Saved data entries:
==================================================

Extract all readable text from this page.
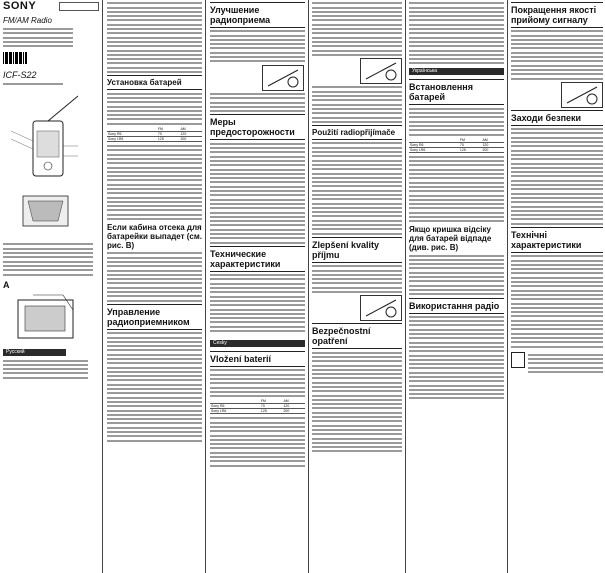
SONY
FM/AM Radio
ICF-S22
A
Русский
Установка батарей
	FM	AM
Sony R6	70	120
Sony LR6	125	200
Если кабина отсека для батарейки выпадет (см. рис. B)
Управление радиоприемником
Улучшение радиоприема
Меры предосторожности
Технические характеристики
Česky
Vložení baterií
	FM	AM
Sony R6	70	120
Sony LR6	125	200
Použití radiopřijímače
Zlepšení kvality příjmu
Bezpečnostní opatření
Українська
Встановлення батарей
	FM	AM
Sony R6	70	120
Sony LR6	125	200
Якщо кришка відсіку для батарей відпаде (див. рис. B)
Використання радіо
Покращення якості прийому сигналу
Заходи безпеки
Технічні характеристики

==================================================

Instructions to follow -
Restate the data above word for word. Skip every picture.

Finished answer -
Extract all readable text from this page.
SONY
FM/AM Radio
ICF-S22
A
Русский
Установка батарей
	FM	AM
Sony R6	70	120
Sony LR6	125	200
Если кабина отсека для батарейки выпадет (см. рис. B)
Управление радиоприемником
Улучшение радиоприема
Меры предосторожности
Технические характеристики
Česky
Vložení baterií
	FM	AM
Sony R6	70	120
Sony LR6	125	200
Použití radiopřijímače
Zlepšení kvality příjmu
Bezpečnostní opatření
Українська
Встановлення батарей
	FM	AM
Sony R6	70	120
Sony LR6	125	200
Якщо кришка відсіку для батарей відпаде (див. рис. B)
Використання радіо
Покращення якості прийому сигналу
Заходи безпеки
Технічні характеристики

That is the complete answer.